• [TASK OBJECTIVE]: Skip the pictures and extract all of the lines exactly as written.

• [WORKING DATA]:
►

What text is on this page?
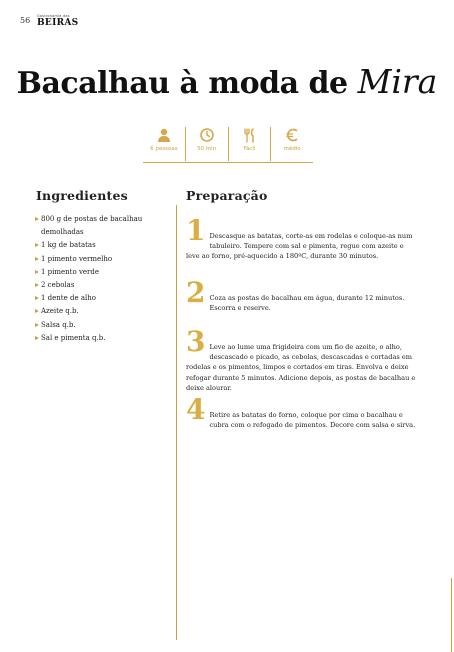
56 Gastronomia das
BEIRAS
Bacalhau à moda de Mira
6 pessoas	50 min	Fácil	médio
Ingredientes	Preparação
800 g de postas de bacalhau demolhadas
1 kg de batatas
1 pimento vermelho
1 pimento verde
2 cebolas
1 dente de alho
Azeite q.b.
Salsa q.b.
Sal e pimenta q.b.
1 Descasque as batatas, corte-as em rodelas e coloque-as num tabuleiro. Tempere com sal e pimenta, regue com azeite e leve ao forno, pré-aquecido a 180ºC, durante 30 minutos.
2 Coza as postas de bacalhau em água, durante 12 minutos. Escorra e reserve.
3 Leve ao lume uma frigideira com um fio de azeite, o alho, descascado e picado, as cebolas, descascadas e cortadas em rodelas e os pimentos, limpos e cortados em tiras. Envolva e deixe refogar durante 5 minutos. Adicione depois, as postas de bacalhau e deixe alourar.
4 Retire as batatas do forno, coloque por cima o bacalhau e cubra com o refogado de pimentos. Decore com salsa e sirva.
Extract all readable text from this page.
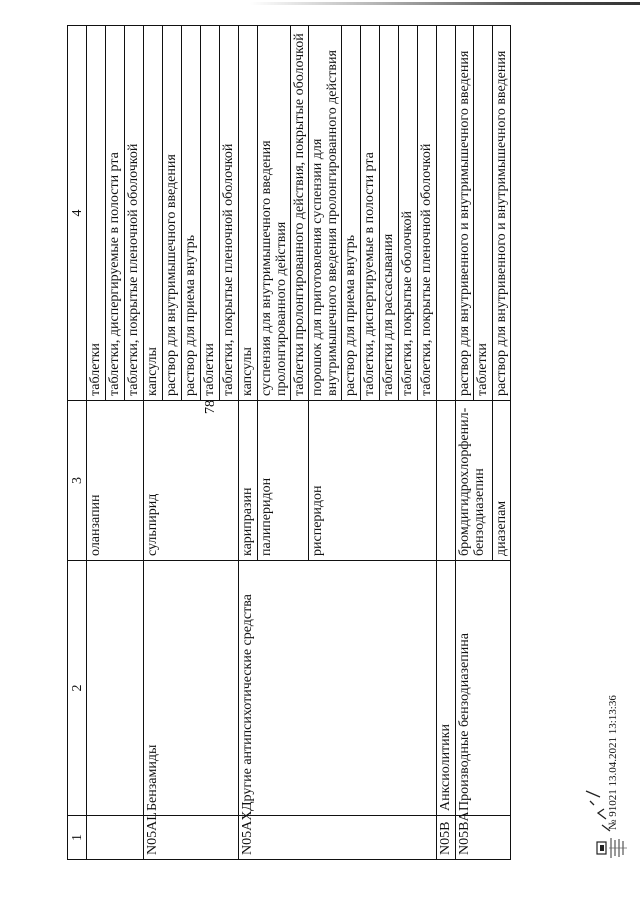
78
1	2	3	4
		оланзапин	таблетки
			таблетки, диспергируемые в полости рта
			таблетки, покрытые пленочной оболочкой
N05AL	Бензамиды	сульпирид	капсулы
			раствор для внутримышечного введения
			раствор для приема внутрь
			таблетки
			таблетки, покрытые пленочной оболочкой
N05AX	Другие антипсихотические средства	карипразин	капсулы
		палиперидон	суспензия для внутримышечного введения пролонгированного действия
			таблетки пролонгированного действия, покрытые оболочкой
		рисперидон	порошок для приготовления суспензии для внутримышечного введения пролонгированного действия
			раствор для приема внутрь
			таблетки, диспергируемые в полости рта
			таблетки для рассасывания
			таблетки, покрытые оболочкой
			таблетки, покрытые пленочной оболочкой
N05B	Анксиолитики		
N05BA	Производные бензодиазепина	бромдигидрохлорфенил-бензодиазепин	раствор для внутривенного и внутримышечного введения
			таблетки
		диазепам	раствор для внутривенного и внутримышечного введения
№ 91021 13.04.2021 13:13:36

◄

• [COMPLETE RESPONSE]:
What text is on this page?
56 Gastronomia das
BEIRAS
Bacalhau à moda de Mira
6 pessoas	50 min	Fácil	médio
Ingredientes	Preparação
800 g de postas de bacalhau demolhadas
1 kg de batatas
1 pimento vermelho
1 pimento verde
2 cebolas
1 dente de alho
Azeite q.b.
Salsa q.b.
Sal e pimenta q.b.
1 Descasque as batatas, corte-as em rodelas e coloque-as num tabuleiro. Tempere com sal e pimenta, regue com azeite e leve ao forno, pré-aquecido a 180ºC, durante 30 minutos.
2 Coza as postas de bacalhau em água, durante 12 minutos. Escorra e reserve.
3 Leve ao lume uma frigideira com um fio de azeite, o alho, descascado e picado, as cebolas, descascadas e cortadas em rodelas e os pimentos, limpos e cortados em tiras. Envolva e deixe refogar durante 5 minutos. Adicione depois, as postas de bacalhau e deixe alourar.
4 Retire as batatas do forno, coloque por cima o bacalhau e cubra com o refogado de pimentos. Decore com salsa e sirva.
Extract all readable text from this page.
78
1	2	3	4
		оланзапин	таблетки
			таблетки, диспергируемые в полости рта
			таблетки, покрытые пленочной оболочкой
N05AL	Бензамиды	сульпирид	капсулы
			раствор для внутримышечного введения
			раствор для приема внутрь
			таблетки
			таблетки, покрытые пленочной оболочкой
N05AX	Другие антипсихотические средства	карипразин	капсулы
		палиперидон	суспензия для внутримышечного введения пролонгированного действия
			таблетки пролонгированного действия, покрытые оболочкой
		рисперидон	порошок для приготовления суспензии для внутримышечного введения пролонгированного действия
			раствор для приема внутрь
			таблетки, диспергируемые в полости рта
			таблетки для рассасывания
			таблетки, покрытые оболочкой
			таблетки, покрытые пленочной оболочкой
N05B	Анксиолитики		
N05BA	Производные бензодиазепина	бромдигидрохлорфенил-бензодиазепин	раствор для внутривенного и внутримышечного введения
			таблетки
		диазепам	раствор для внутривенного и внутримышечного введения
№ 91021 13.04.2021 13:13:36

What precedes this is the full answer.